[Given problem]:
Report every line in the listing that contains the string "What".

--- Start Raw records ---

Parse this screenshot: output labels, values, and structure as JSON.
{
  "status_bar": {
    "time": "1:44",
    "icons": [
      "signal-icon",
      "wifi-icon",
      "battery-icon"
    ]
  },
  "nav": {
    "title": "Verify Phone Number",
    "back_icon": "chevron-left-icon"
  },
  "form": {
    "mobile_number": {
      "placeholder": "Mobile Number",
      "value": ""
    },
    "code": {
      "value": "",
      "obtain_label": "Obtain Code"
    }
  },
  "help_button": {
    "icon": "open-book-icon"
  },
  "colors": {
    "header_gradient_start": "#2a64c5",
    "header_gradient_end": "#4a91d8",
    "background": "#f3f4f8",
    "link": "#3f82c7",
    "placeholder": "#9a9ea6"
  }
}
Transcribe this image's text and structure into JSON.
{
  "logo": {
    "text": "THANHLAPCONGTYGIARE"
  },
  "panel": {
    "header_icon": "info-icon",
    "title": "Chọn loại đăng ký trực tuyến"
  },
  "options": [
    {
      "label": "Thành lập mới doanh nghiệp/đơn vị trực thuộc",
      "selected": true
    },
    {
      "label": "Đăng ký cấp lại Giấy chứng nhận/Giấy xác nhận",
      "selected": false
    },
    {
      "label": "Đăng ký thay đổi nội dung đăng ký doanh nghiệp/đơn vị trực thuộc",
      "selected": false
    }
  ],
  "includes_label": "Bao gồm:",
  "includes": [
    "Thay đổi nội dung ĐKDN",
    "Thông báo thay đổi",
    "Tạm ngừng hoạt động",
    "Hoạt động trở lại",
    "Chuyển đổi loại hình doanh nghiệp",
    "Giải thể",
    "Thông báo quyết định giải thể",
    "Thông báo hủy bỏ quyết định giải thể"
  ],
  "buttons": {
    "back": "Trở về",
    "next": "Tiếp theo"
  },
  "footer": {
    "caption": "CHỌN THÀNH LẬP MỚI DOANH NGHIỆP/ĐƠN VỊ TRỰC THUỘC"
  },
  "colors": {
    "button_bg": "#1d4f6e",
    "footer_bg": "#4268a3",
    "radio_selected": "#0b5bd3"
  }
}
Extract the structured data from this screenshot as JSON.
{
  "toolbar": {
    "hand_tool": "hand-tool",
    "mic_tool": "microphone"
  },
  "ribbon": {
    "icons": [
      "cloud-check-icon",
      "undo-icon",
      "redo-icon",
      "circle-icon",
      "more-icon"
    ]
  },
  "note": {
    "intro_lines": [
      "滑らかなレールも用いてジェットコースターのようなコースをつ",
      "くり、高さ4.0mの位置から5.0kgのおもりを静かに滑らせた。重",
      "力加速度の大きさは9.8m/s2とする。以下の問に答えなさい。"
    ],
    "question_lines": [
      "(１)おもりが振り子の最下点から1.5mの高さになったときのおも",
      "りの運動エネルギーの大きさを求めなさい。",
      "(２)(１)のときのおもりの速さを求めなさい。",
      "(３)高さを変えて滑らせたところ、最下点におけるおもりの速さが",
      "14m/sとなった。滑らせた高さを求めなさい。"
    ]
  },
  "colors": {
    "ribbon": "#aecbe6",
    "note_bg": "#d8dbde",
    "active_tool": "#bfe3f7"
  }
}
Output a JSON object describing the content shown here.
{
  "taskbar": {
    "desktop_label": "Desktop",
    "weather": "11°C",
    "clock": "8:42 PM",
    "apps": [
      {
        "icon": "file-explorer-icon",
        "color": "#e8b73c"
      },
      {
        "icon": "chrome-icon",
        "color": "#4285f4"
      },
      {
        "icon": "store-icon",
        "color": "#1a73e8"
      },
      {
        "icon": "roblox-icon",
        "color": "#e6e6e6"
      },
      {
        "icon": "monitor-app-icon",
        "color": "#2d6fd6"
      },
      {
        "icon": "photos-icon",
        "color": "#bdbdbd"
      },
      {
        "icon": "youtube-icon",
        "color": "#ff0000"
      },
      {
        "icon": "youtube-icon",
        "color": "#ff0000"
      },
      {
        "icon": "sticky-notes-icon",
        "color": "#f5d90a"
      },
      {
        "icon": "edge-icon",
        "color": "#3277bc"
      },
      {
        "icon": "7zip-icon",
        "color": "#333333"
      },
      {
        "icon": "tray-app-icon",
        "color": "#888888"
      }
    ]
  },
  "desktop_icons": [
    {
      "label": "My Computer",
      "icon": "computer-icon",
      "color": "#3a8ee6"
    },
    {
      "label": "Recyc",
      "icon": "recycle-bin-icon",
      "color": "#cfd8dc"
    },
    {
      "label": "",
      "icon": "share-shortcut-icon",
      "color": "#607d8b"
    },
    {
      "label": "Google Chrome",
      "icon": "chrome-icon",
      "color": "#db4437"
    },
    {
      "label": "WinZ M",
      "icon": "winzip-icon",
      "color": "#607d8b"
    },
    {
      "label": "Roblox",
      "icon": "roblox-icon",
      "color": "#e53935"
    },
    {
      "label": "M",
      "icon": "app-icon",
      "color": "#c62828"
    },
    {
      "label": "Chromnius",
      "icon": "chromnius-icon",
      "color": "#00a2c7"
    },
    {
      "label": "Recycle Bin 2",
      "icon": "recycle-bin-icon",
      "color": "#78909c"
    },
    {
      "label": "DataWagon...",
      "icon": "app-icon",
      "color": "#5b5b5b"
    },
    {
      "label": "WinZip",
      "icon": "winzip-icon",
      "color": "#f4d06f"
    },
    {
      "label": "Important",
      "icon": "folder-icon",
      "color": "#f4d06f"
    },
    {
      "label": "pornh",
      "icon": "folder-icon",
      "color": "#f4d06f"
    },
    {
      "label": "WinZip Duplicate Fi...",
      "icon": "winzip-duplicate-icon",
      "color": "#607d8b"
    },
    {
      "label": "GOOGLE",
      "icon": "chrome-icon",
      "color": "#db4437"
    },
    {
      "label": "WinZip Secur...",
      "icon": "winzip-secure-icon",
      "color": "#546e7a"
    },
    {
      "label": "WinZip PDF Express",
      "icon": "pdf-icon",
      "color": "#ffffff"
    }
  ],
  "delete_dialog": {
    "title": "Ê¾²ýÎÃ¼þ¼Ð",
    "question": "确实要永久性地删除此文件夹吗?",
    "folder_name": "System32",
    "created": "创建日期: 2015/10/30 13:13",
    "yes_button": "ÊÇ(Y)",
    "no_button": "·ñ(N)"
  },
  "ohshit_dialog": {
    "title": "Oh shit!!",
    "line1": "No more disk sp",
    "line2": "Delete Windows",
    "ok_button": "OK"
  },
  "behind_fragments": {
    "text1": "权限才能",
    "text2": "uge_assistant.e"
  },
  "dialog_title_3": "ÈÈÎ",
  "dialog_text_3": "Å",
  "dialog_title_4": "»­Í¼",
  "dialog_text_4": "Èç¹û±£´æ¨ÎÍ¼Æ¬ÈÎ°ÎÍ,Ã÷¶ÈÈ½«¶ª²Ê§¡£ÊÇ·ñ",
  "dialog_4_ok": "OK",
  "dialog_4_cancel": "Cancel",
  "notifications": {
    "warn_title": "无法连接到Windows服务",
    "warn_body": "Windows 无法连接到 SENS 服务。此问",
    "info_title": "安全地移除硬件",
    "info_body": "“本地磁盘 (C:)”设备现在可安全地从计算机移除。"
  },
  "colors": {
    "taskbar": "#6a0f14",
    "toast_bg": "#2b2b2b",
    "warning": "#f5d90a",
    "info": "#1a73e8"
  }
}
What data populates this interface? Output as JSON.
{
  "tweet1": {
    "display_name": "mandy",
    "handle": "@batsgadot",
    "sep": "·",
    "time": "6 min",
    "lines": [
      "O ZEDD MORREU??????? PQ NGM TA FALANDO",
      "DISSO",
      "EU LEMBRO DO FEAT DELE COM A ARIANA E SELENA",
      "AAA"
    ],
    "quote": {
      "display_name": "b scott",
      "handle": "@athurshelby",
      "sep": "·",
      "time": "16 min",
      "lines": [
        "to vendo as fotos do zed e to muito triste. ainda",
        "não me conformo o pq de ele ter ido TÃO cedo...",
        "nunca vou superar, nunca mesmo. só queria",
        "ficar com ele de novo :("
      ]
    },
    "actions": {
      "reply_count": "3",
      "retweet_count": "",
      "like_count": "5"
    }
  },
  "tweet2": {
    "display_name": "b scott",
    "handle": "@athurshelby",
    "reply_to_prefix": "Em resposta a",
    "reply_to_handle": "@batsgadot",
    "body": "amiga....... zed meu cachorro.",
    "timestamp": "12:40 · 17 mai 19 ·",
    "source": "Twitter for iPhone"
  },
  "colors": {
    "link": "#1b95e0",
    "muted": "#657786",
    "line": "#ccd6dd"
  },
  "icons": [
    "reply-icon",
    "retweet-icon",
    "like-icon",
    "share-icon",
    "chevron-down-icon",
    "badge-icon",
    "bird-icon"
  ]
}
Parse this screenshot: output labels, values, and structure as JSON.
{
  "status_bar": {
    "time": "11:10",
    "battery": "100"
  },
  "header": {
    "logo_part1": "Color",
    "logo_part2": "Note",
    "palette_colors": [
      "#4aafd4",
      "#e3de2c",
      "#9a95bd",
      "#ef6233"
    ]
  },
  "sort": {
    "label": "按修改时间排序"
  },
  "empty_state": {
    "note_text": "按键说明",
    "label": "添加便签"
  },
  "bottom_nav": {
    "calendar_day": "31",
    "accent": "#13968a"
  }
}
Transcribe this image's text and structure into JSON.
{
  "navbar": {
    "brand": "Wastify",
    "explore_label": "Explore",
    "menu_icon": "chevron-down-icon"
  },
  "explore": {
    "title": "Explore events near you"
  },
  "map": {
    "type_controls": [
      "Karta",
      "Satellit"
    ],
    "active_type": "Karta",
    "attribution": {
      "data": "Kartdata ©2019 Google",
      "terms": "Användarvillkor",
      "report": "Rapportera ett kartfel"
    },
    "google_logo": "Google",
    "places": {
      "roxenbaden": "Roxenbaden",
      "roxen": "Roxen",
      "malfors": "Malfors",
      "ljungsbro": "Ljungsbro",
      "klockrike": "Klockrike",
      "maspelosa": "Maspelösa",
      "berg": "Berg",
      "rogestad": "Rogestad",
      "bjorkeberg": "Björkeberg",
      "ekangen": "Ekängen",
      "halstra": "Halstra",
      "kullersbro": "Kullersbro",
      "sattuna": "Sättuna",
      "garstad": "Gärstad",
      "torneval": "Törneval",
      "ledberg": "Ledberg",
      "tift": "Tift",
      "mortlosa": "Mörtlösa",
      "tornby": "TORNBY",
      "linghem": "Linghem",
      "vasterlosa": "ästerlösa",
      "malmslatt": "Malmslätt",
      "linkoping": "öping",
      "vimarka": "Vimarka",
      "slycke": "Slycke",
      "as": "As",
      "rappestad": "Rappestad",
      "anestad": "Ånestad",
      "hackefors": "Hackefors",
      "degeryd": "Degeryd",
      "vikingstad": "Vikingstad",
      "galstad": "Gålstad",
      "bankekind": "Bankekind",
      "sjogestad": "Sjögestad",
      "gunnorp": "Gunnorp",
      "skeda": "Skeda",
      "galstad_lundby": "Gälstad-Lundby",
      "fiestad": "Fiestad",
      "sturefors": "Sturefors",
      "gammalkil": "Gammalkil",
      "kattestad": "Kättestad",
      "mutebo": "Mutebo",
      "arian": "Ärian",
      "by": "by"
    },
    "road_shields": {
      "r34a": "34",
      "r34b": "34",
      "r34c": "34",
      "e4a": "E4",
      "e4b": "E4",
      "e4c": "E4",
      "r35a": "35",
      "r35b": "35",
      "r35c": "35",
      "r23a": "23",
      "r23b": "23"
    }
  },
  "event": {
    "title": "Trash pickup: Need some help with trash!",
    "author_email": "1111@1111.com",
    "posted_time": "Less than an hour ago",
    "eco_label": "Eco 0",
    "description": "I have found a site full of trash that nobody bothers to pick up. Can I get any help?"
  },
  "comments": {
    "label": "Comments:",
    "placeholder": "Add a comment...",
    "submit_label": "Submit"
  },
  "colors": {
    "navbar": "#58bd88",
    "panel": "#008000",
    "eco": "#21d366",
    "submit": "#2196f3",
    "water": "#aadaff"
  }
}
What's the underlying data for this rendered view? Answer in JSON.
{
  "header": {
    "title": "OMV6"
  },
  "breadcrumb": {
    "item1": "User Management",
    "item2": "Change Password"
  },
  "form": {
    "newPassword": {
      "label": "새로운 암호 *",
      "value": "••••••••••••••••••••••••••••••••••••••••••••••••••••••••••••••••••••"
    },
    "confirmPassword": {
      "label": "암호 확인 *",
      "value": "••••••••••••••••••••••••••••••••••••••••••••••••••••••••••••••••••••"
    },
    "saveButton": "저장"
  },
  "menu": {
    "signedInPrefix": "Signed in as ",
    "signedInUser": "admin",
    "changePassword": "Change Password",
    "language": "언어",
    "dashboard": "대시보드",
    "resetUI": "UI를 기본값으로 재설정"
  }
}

--- End Raw records ---

[Reply]:
What data populates this interface? Output as JSON.
What's the underlying data for this rendered view? Answer in JSON.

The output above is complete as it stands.